---- AVAILABLE DATA

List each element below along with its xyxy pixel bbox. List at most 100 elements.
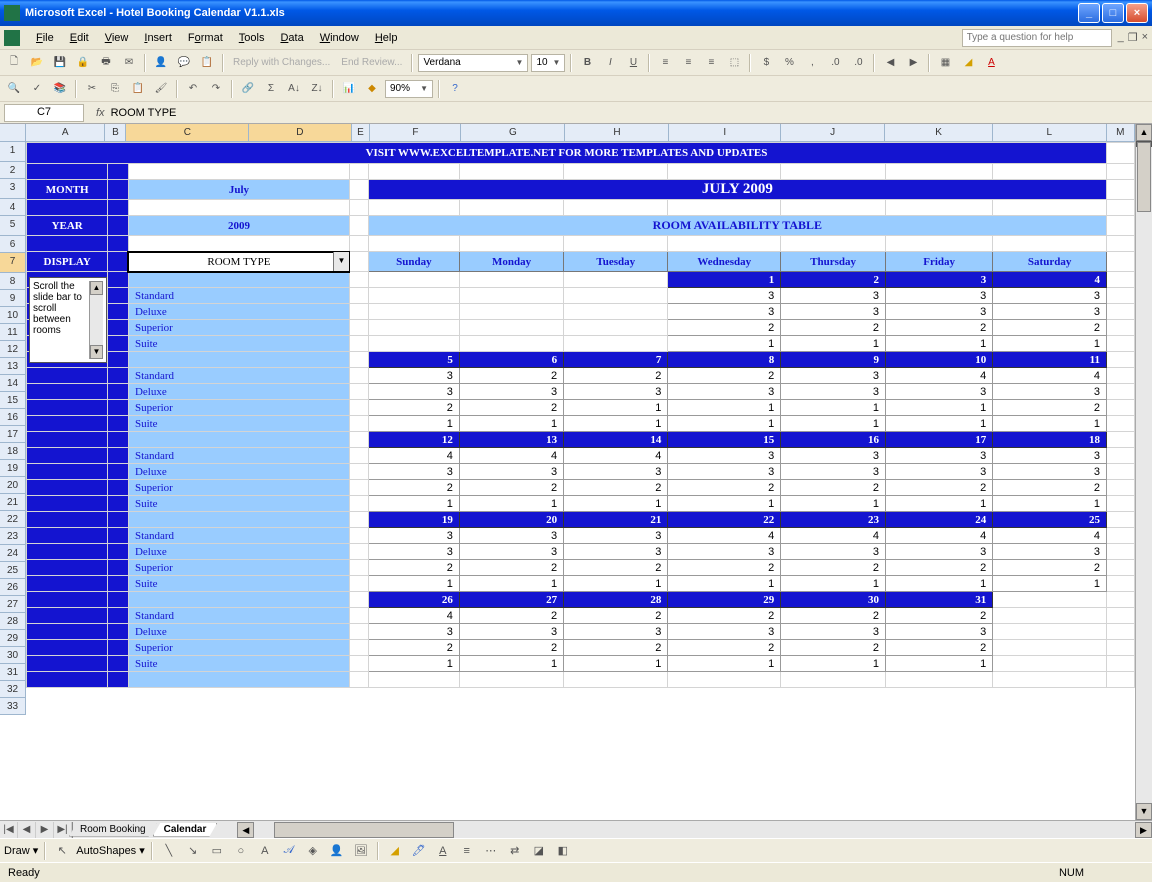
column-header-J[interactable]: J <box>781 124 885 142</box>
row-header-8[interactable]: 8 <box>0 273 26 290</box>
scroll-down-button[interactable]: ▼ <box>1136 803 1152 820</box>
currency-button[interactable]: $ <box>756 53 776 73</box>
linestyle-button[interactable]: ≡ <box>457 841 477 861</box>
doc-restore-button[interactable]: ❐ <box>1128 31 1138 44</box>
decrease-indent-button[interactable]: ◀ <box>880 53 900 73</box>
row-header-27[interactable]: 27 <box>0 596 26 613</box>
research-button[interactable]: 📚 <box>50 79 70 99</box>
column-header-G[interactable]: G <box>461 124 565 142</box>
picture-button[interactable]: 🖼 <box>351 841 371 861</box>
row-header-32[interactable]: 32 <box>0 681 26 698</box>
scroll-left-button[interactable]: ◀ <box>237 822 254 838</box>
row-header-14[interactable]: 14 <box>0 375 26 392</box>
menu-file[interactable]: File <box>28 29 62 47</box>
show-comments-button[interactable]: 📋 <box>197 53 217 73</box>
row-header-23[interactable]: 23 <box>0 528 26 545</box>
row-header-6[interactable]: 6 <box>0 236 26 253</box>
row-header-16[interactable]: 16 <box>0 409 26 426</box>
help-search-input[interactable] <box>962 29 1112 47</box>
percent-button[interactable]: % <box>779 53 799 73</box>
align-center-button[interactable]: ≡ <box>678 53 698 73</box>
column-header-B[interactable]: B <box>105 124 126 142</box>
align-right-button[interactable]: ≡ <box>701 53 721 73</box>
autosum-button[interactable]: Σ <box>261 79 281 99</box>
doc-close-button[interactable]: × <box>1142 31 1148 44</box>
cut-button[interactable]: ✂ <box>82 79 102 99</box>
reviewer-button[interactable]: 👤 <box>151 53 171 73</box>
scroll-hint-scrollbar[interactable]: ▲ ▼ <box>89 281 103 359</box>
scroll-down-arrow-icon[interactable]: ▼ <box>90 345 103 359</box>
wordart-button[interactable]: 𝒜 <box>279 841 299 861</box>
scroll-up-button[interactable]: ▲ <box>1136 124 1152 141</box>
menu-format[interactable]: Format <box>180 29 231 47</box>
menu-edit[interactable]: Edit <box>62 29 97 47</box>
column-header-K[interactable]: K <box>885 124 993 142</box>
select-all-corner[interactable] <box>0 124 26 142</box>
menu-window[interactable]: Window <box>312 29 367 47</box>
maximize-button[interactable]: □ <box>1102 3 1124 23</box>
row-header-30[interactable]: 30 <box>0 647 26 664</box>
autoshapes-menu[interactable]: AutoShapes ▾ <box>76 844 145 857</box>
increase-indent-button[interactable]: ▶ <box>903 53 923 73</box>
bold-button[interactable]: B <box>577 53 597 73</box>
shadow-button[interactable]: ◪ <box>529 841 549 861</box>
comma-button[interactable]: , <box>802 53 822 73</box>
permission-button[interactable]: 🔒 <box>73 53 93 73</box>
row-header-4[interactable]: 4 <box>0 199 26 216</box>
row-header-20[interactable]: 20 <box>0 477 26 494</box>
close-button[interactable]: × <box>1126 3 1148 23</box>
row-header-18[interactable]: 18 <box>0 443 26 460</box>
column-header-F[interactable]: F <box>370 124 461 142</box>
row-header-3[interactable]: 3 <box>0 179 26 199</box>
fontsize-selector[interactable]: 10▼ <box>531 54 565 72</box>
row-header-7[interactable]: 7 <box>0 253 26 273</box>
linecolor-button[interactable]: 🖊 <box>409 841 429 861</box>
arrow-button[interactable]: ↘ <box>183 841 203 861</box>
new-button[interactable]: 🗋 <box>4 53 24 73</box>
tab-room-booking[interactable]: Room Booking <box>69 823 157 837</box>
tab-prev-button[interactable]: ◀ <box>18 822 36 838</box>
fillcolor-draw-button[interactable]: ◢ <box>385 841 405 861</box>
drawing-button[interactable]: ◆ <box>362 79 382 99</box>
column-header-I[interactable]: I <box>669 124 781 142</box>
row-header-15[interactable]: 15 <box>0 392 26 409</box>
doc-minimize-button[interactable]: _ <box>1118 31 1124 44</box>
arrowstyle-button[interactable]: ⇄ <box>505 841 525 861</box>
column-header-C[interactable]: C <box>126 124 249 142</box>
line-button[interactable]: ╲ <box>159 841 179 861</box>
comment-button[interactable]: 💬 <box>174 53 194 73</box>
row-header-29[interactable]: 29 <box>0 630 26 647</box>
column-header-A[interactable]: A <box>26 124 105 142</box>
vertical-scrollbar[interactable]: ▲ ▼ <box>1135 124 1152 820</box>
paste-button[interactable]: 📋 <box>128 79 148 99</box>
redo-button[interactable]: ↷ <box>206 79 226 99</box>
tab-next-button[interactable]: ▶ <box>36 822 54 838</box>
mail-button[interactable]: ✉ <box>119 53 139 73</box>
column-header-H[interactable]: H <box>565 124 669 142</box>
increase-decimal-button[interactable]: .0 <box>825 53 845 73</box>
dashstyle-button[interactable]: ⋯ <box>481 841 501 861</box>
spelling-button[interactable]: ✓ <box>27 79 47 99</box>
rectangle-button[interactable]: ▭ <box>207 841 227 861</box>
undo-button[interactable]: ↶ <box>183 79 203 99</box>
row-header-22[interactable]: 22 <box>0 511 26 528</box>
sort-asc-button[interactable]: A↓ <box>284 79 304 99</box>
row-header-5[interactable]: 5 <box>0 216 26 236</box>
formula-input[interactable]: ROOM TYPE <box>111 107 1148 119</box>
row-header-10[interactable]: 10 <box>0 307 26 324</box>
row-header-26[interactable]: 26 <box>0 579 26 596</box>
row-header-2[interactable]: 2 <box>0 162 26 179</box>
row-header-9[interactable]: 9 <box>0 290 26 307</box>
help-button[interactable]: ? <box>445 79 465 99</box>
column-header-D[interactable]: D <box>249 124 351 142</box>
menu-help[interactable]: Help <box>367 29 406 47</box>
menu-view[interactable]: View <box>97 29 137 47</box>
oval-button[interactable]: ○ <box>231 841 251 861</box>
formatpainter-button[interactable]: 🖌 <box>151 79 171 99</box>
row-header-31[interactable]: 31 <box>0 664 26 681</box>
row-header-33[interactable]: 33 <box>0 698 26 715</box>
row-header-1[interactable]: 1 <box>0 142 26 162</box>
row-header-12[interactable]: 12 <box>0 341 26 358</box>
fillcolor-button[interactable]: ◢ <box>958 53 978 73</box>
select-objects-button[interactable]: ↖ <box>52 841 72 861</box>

--------

Could you echo back the part of the lines above that opens with the line containing "column-header-J[interactable]: J <box>781" and closes with the line containing "currency-button[interactable]: $ <box>756", including both of those lines?

column-header-J[interactable]: J <box>781 124 885 142</box>
row-header-8[interactable]: 8 <box>0 273 26 290</box>
scroll-down-button[interactable]: ▼ <box>1136 803 1152 820</box>
currency-button[interactable]: $ <box>756 53 776 73</box>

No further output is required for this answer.